▸ **Actions to take**
A. From the article on glitter lattes, copy the passage starting at "In early November, reports" and ending at "melted disco ball.".
B. Name every city mentioned in the article on glitter lattes.
C. Continue the article on glitter lattes from the point where it stops.

** Text segment follows **

Whether they needed it or not, what lattes got in 2017 was a sprinkle of fairy dust.
In early November, reports began to emerge about shiny gold and holographic-looking “diamond cappuccinos” made at Coffee by Di Bella in Mumbai. A reflection of the shimmery rainbow trend in baked goods and unicorn-themed blended frozen drinks, these blingy capps looked like latte art made with a melted disco ball.
“One coffee joint is making all your dreams come true,” PopSugar gleefully reported, adding on Instagram, “Do you think this will make our insides sparkle?” Others were more skeptical. Writing for Mashable, Rachel Thompson sounded horrified. “Aside from the fact these sparkly creations are highly Instagrammable, it might be high time we left coffee the hell alone,” Thompson wrote.
In just a few months, these glittery lattes have spread like confetti at a 4-year-old’s birthday party to U.S. cafes from Bellevue, Washington to Sarasota, Florida. As they do, some have begun questioning whether that holographic effect on Di Bella’s “diamond cappuccino” can really be created without using non-toxic (but not edible) disco dust — the sort of glitter that scientists already classify as an environmental hazard.

** End of Text segment **
** Records supplied follows **

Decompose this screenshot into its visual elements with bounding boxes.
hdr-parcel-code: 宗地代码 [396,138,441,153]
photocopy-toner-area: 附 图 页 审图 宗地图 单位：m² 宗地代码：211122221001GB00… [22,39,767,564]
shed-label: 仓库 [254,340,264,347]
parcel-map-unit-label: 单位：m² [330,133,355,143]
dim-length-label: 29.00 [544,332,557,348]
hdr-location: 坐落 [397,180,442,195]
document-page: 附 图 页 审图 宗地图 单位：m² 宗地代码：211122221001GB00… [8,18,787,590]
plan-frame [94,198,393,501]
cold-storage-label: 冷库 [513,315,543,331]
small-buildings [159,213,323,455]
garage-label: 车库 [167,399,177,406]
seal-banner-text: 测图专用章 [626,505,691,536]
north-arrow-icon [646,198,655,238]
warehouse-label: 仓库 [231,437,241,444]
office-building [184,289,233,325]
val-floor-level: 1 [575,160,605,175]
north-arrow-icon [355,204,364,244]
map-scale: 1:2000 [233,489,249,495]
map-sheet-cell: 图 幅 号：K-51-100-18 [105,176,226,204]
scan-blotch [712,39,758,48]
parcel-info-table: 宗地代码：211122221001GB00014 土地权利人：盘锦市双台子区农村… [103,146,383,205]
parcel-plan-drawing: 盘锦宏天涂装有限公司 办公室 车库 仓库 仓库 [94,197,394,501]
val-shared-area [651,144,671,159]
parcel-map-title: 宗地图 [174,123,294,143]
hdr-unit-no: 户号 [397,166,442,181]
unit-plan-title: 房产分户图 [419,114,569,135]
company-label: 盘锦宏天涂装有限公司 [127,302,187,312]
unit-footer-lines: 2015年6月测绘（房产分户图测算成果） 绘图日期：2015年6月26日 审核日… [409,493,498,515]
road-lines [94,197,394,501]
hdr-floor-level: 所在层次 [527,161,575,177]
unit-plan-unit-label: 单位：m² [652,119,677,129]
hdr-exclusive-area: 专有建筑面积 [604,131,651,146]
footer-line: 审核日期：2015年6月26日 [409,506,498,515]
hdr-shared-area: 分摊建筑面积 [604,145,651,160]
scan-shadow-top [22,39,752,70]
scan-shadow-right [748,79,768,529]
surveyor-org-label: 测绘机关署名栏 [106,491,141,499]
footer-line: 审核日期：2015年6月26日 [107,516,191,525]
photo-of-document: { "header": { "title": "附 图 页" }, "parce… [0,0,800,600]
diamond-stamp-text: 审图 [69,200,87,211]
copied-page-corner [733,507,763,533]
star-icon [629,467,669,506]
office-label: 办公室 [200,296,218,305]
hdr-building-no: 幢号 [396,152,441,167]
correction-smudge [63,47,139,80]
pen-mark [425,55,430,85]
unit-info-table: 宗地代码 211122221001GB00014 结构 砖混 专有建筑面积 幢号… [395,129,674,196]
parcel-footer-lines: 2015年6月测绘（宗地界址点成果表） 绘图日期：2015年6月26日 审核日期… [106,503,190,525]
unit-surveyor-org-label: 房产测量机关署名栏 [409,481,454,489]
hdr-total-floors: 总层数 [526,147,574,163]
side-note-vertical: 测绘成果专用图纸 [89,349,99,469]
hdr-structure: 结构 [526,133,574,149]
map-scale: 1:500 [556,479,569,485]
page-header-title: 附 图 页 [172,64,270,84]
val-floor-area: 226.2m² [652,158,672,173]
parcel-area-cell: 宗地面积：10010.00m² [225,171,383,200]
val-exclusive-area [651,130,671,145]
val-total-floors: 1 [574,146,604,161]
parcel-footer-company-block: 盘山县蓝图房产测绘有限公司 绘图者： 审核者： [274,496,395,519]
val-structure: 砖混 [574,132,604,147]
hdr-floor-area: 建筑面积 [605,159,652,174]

** End of Records supplied **

▸ **Responses**
A.
In early November, reports began to emerge about shiny gold and holographic-looking “diamond cappuccinos” made at Coffee by Di Bella in Mumbai. A reflection of the shimmery rainbow trend in baked goods and unicorn-themed blended frozen drinks, these blingy capps looked like latte art made with a melted disco ball.

B. Mumbai, Bellevue, Sarasota

C.
“It could be that this stuff is inert and passes through your body,” Donald Schaffner, a professor of food science at Rutgers University, told Daily Coffee News. “The more nuanced answer is we don’t know about the safety of this. This is putting something in your body not designed as food. I can’t recommend it.”
The distinction with glitter, as cake decorators well know, is “non-toxic” versus “edible.” The latter, sold by baking suppliers and made with ingredients like sugar, gum arabic, maltodextrin, cornstarch and food coloring, can have a more muted visual impact. They don’t taste like anything and can add a little gleam.
Certain brands of rainbow disco dust are marketed to bakers as non-toxic, like crayons and Play-Doh. Unlike sugar-based decorations, non-toxic glitters are not considered edible. In January 2016, the Food and Drug Administration issued a statement advising bakers to remove these kinds of decorations before serving them to people.
“It has to be edible,” said Marianna Naum, a food policy analyst with the FDA. “Food contact safe is very different than edible. There are glitters and dust that are edible and are specifically produced for use in food. Those would be OK.”
“Who doesn’t love a little sparkle for New Year’s?” said Wardlaw, who developed a glitter cappuccino as a holiday weekend promotion. For 75 cents extra, customers could also add sparkle to a hot chocolate or a latte.
Wardlaw bought pink and gold edible glitters from a cake supply company called Bakell, mixed the two together in a sifter and shook them onto the tops of drinks. It didn’t change the flavor, she said, but it gave the foam a soft, subtle shimmer.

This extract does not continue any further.